Stored entries:
## start

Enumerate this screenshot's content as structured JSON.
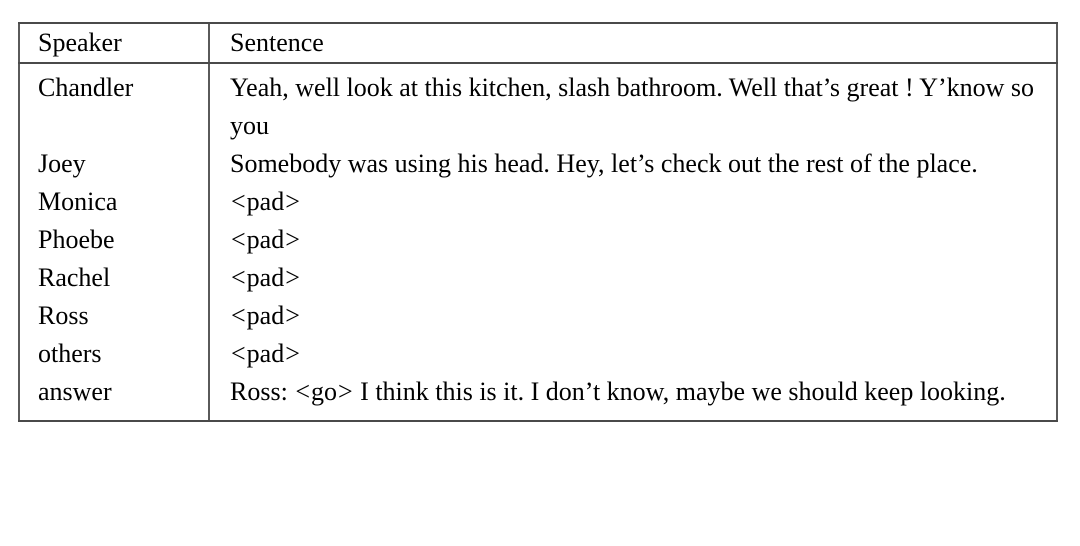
{
  "table": {
    "columns": [
      {
        "key": "speaker",
        "label": "Speaker"
      },
      {
        "key": "sentence",
        "label": "Sentence"
      }
    ],
    "rows": [
      {
        "speaker": "Chandler",
        "sentence": "Yeah, well look at this kitchen, slash bathroom. Well that’s great ! Y’know so you",
        "justified": true
      },
      {
        "speaker": "Joey",
        "sentence": "Somebody was using his head. Hey, let’s check out the rest of the place.",
        "justified": true
      },
      {
        "speaker": "Monica",
        "sentence": "<pad>",
        "justified": false
      },
      {
        "speaker": "Phoebe",
        "sentence": "<pad>",
        "justified": false
      },
      {
        "speaker": "Rachel",
        "sentence": "<pad>",
        "justified": false
      },
      {
        "speaker": "Ross",
        "sentence": "<pad>",
        "justified": false
      },
      {
        "speaker": "others",
        "sentence": "<pad>",
        "justified": false
      },
      {
        "speaker": "answer",
        "sentence": "Ross: <go> I think this is it. I don’t know, maybe we should keep looking.",
        "justified": true
      }
    ]
  },
  "style": {
    "background_color": "#ffffff",
    "text_color": "#000000",
    "rule_color": "#4a4a4a"
  }
}
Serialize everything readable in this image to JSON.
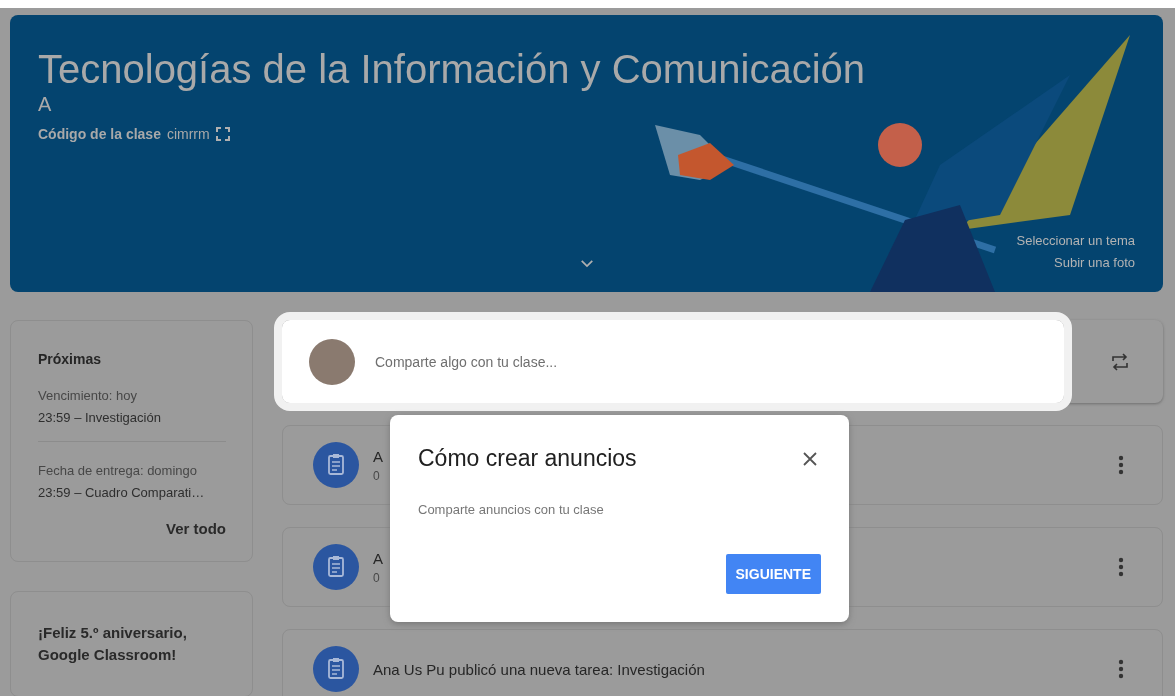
{
  "banner": {
    "title": "Tecnologías de la Información y Comunicación",
    "section": "A",
    "class_code_label": "Código de la clase",
    "class_code": "cimrrm",
    "links": [
      "Seleccionar un tema",
      "Subir una foto"
    ]
  },
  "sidebar": {
    "upcoming": {
      "title": "Próximas",
      "items": [
        {
          "due": "Vencimiento: hoy",
          "detail": "23:59 – Investigación"
        },
        {
          "due": "Fecha de entrega: domingo",
          "detail": "23:59 – Cuadro Comparati…"
        }
      ],
      "view_all": "Ver todo"
    },
    "anniversary": {
      "title": "¡Feliz 5.º aniversario, Google Classroom!"
    }
  },
  "composer": {
    "placeholder": "Comparte algo con tu clase..."
  },
  "stream": [
    {
      "title": "A",
      "date": "0"
    },
    {
      "title": "A",
      "date": "0"
    },
    {
      "title": "Ana Us Pu publicó una nueva tarea: Investigación"
    }
  ],
  "dialog": {
    "title": "Cómo crear anuncios",
    "text": "Comparte anuncios con tu clase",
    "button": "SIGUIENTE"
  }
}
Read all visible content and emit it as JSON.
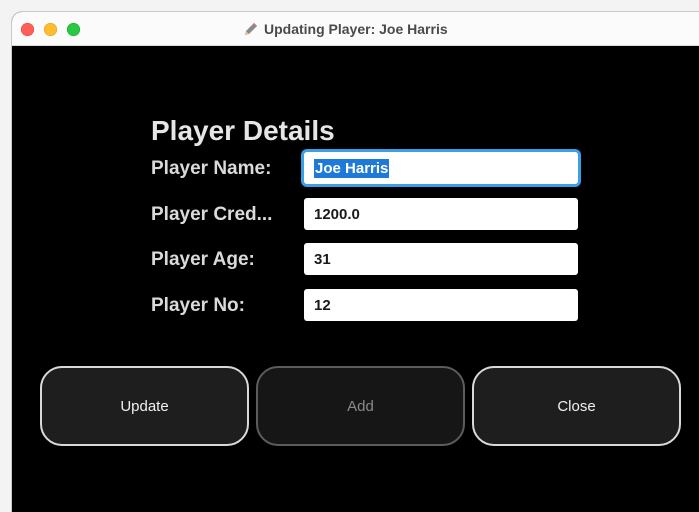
{
  "window": {
    "title": "Updating Player: Joe Harris",
    "title_icon": "pencil-icon"
  },
  "form": {
    "heading": "Player Details",
    "fields": [
      {
        "label": "Player Name:",
        "value": "Joe Harris",
        "selected": true
      },
      {
        "label": "Player Cred...",
        "value": "1200.0"
      },
      {
        "label": "Player Age:",
        "value": "31"
      },
      {
        "label": "Player No:",
        "value": "12"
      }
    ]
  },
  "buttons": {
    "update": "Update",
    "add": "Add",
    "close": "Close"
  },
  "colors": {
    "background": "#000000",
    "focus_ring": "#3aa0e6",
    "selection": "#1d7ad8"
  }
}
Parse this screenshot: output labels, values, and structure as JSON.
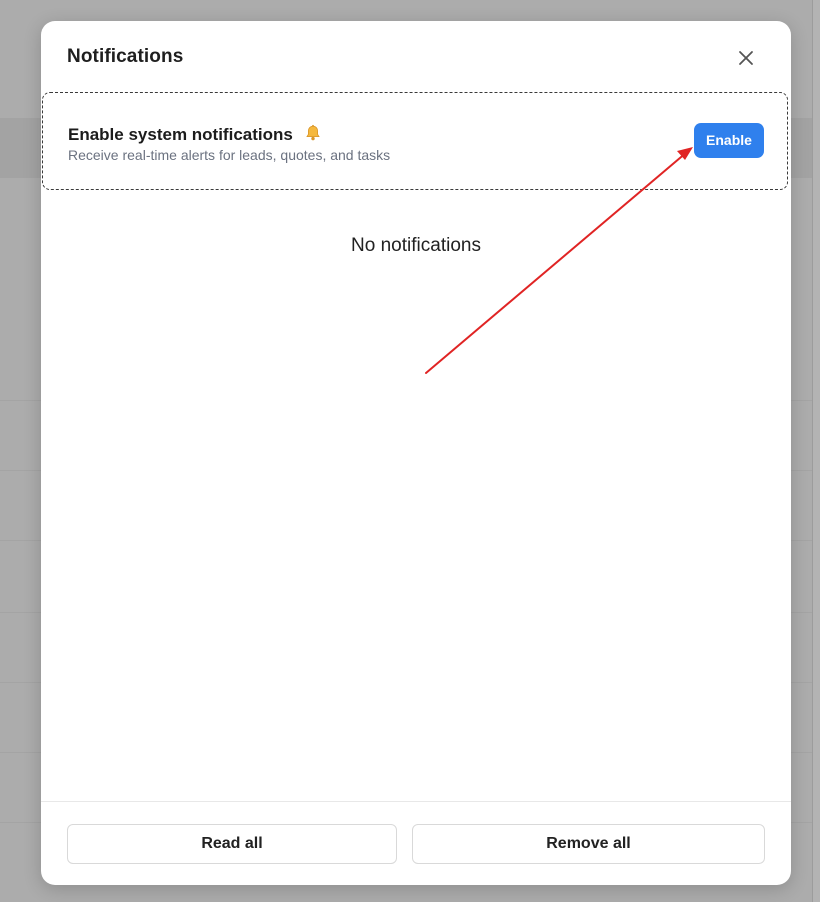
{
  "modal": {
    "title": "Notifications",
    "close_icon": "close-icon"
  },
  "banner": {
    "title": "Enable system notifications",
    "icon": "bell-icon",
    "description": "Receive real-time alerts for leads, quotes, and tasks",
    "button_label": "Enable"
  },
  "empty_state": {
    "text": "No notifications"
  },
  "footer": {
    "read_all_label": "Read all",
    "remove_all_label": "Remove all"
  },
  "colors": {
    "accent": "#2f80ed",
    "annotation": "#e02424",
    "backdrop": "#acacac"
  }
}
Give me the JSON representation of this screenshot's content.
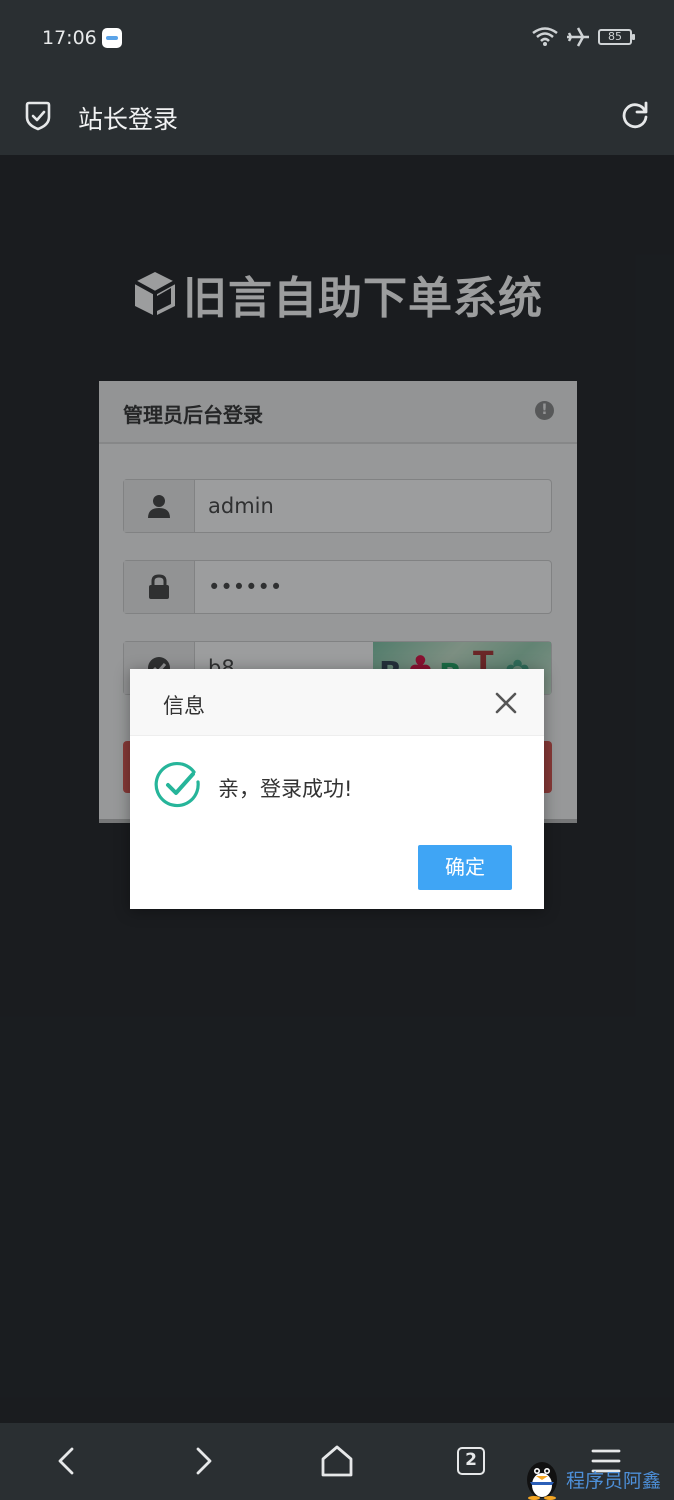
{
  "status_bar": {
    "time": "17:06",
    "battery": "85",
    "icons": [
      "app-notification-icon",
      "wifi-icon",
      "airplane-icon",
      "battery-icon"
    ]
  },
  "browser": {
    "page_title": "站长登录",
    "icons": [
      "shield-check-icon",
      "reload-icon"
    ]
  },
  "site": {
    "title": "旧言自助下单系统",
    "icon": "cube-icon"
  },
  "login_panel": {
    "title": "管理员后台登录",
    "username_value": "admin",
    "password_value": "••••••",
    "captcha_value": "b8"
  },
  "dialog": {
    "title": "信息",
    "message": "亲，登录成功!",
    "ok_label": "确定",
    "success_color": "#26b59a",
    "button_color": "#3fa5f5"
  },
  "bottom_nav": {
    "tab_count": "2",
    "icons": [
      "back-icon",
      "forward-icon",
      "home-icon",
      "tabs-icon",
      "menu-icon"
    ]
  },
  "watermark": {
    "text": "程序员阿鑫"
  }
}
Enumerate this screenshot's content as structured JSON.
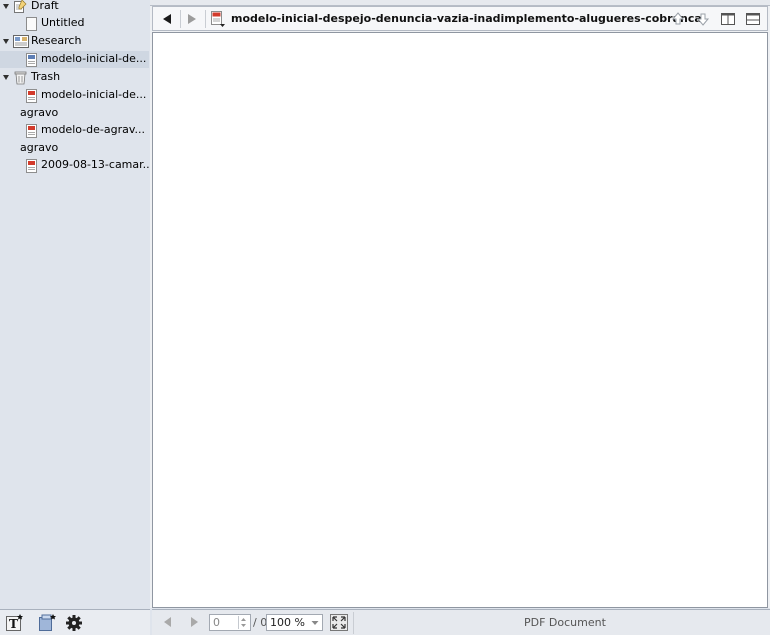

## end

[Direction]:
All the lines above are to be reproduced exactly, except the pictures.

[Answer to this problem]:
Enumerate this screenshot's content as structured JSON.
{
  "table": {
    "columns": [
      {
        "key": "speaker",
        "label": "Speaker"
      },
      {
        "key": "sentence",
        "label": "Sentence"
      }
    ],
    "rows": [
      {
        "speaker": "Chandler",
        "sentence": "Yeah, well look at this kitchen, slash bathroom. Well that’s great ! Y’know so you",
        "justified": true
      },
      {
        "speaker": "Joey",
        "sentence": "Somebody was using his head. Hey, let’s check out the rest of the place.",
        "justified": true
      },
      {
        "speaker": "Monica",
        "sentence": "<pad>",
        "justified": false
      },
      {
        "speaker": "Phoebe",
        "sentence": "<pad>",
        "justified": false
      },
      {
        "speaker": "Rachel",
        "sentence": "<pad>",
        "justified": false
      },
      {
        "speaker": "Ross",
        "sentence": "<pad>",
        "justified": false
      },
      {
        "speaker": "others",
        "sentence": "<pad>",
        "justified": false
      },
      {
        "speaker": "answer",
        "sentence": "Ross: <go> I think this is it. I don’t know, maybe we should keep looking.",
        "justified": true
      }
    ]
  },
  "style": {
    "background_color": "#ffffff",
    "text_color": "#000000",
    "rule_color": "#4a4a4a"
  }
}
Serialize everything readable in this image to JSON.
{
  "banner": {
    "title": "Tecnologías de la Información y Comunicación",
    "section": "A",
    "class_code_label": "Código de la clase",
    "class_code": "cimrrm",
    "links": [
      "Seleccionar un tema",
      "Subir una foto"
    ]
  },
  "sidebar": {
    "upcoming": {
      "title": "Próximas",
      "items": [
        {
          "due": "Vencimiento: hoy",
          "detail": "23:59 – Investigación"
        },
        {
          "due": "Fecha de entrega: domingo",
          "detail": "23:59 – Cuadro Comparati…"
        }
      ],
      "view_all": "Ver todo"
    },
    "anniversary": {
      "title": "¡Feliz 5.º aniversario, Google Classroom!"
    }
  },
  "composer": {
    "placeholder": "Comparte algo con tu clase..."
  },
  "stream": [
    {
      "title": "A",
      "date": "0"
    },
    {
      "title": "A",
      "date": "0"
    },
    {
      "title": "Ana Us Pu publicó una nueva tarea: Investigación"
    }
  ],
  "dialog": {
    "title": "Cómo crear anuncios",
    "text": "Comparte anuncios con tu clase",
    "button": "SIGUIENTE"
  }
}
Read all visible content and emit it as JSON.
{
  "window": {
    "title": "Updating Player: Joe Harris",
    "title_icon": "pencil-icon"
  },
  "form": {
    "heading": "Player Details",
    "fields": [
      {
        "label": "Player Name:",
        "value": "Joe Harris",
        "selected": true
      },
      {
        "label": "Player Cred...",
        "value": "1200.0"
      },
      {
        "label": "Player Age:",
        "value": "31"
      },
      {
        "label": "Player No:",
        "value": "12"
      }
    ]
  },
  "buttons": {
    "update": "Update",
    "add": "Add",
    "close": "Close"
  },
  "colors": {
    "background": "#000000",
    "focus_ring": "#3aa0e6",
    "selection": "#1d7ad8"
  }
}
Parse this screenshot: output labels, values, and structure as JSON.
{
  "modal": {
    "title": "Notifications",
    "close_icon": "close-icon"
  },
  "banner": {
    "title": "Enable system notifications",
    "icon": "bell-icon",
    "description": "Receive real-time alerts for leads, quotes, and tasks",
    "button_label": "Enable"
  },
  "empty_state": {
    "text": "No notifications"
  },
  "footer": {
    "read_all_label": "Read all",
    "remove_all_label": "Remove all"
  },
  "colors": {
    "accent": "#2f80ed",
    "annotation": "#e02424",
    "backdrop": "#acacac"
  }
}
Give me the JSON representation of this screenshot's content.
{
  "status_bar": {
    "time": "17:06",
    "battery": "85",
    "icons": [
      "app-notification-icon",
      "wifi-icon",
      "airplane-icon",
      "battery-icon"
    ]
  },
  "browser": {
    "page_title": "站长登录",
    "icons": [
      "shield-check-icon",
      "reload-icon"
    ]
  },
  "site": {
    "title": "旧言自助下单系统",
    "icon": "cube-icon"
  },
  "login_panel": {
    "title": "管理员后台登录",
    "username_value": "admin",
    "password_value": "••••••",
    "captcha_value": "b8"
  },
  "dialog": {
    "title": "信息",
    "message": "亲，登录成功!",
    "ok_label": "确定",
    "success_color": "#26b59a",
    "button_color": "#3fa5f5"
  },
  "bottom_nav": {
    "tab_count": "2",
    "icons": [
      "back-icon",
      "forward-icon",
      "home-icon",
      "tabs-icon",
      "menu-icon"
    ]
  },
  "watermark": {
    "text": "程序员阿鑫"
  }
}
Enumerate this screenshot's content as structured JSON.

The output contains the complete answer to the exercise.